>> start Data provided

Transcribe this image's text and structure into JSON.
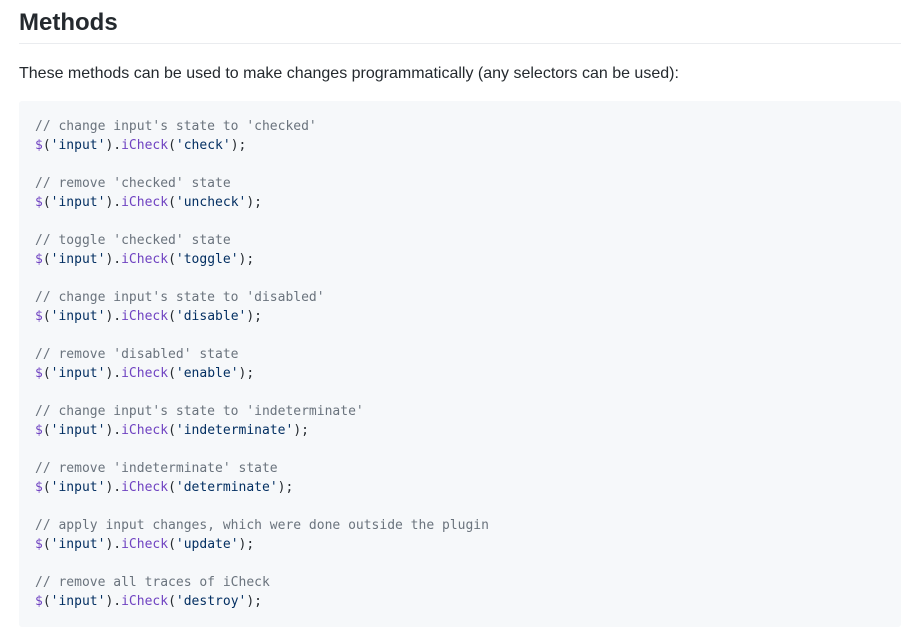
{
  "section": {
    "title": "Methods",
    "intro": "These methods can be used to make changes programmatically (any selectors can be used):"
  },
  "code": {
    "groups": [
      {
        "comment": "// change input's state to 'checked'",
        "selector": "'input'",
        "method": "iCheck",
        "arg": "'check'"
      },
      {
        "comment": "// remove 'checked' state",
        "selector": "'input'",
        "method": "iCheck",
        "arg": "'uncheck'"
      },
      {
        "comment": "// toggle 'checked' state",
        "selector": "'input'",
        "method": "iCheck",
        "arg": "'toggle'"
      },
      {
        "comment": "// change input's state to 'disabled'",
        "selector": "'input'",
        "method": "iCheck",
        "arg": "'disable'"
      },
      {
        "comment": "// remove 'disabled' state",
        "selector": "'input'",
        "method": "iCheck",
        "arg": "'enable'"
      },
      {
        "comment": "// change input's state to 'indeterminate'",
        "selector": "'input'",
        "method": "iCheck",
        "arg": "'indeterminate'"
      },
      {
        "comment": "// remove 'indeterminate' state",
        "selector": "'input'",
        "method": "iCheck",
        "arg": "'determinate'"
      },
      {
        "comment": "// apply input changes, which were done outside the plugin",
        "selector": "'input'",
        "method": "iCheck",
        "arg": "'update'"
      },
      {
        "comment": "// remove all traces of iCheck",
        "selector": "'input'",
        "method": "iCheck",
        "arg": "'destroy'"
      }
    ]
  },
  "colors": {
    "comment": "#6a737d",
    "function": "#6f42c1",
    "string": "#032f62",
    "code_background": "#f6f8fa"
  }
}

>> end Data provided

From the data above, copy each line that has the string "remove".

        "comment": "// remove 'checked' state",
        "comment": "// remove 'disabled' state",
        "comment": "// remove 'indeterminate' state",
        "comment": "// remove all traces of iCheck",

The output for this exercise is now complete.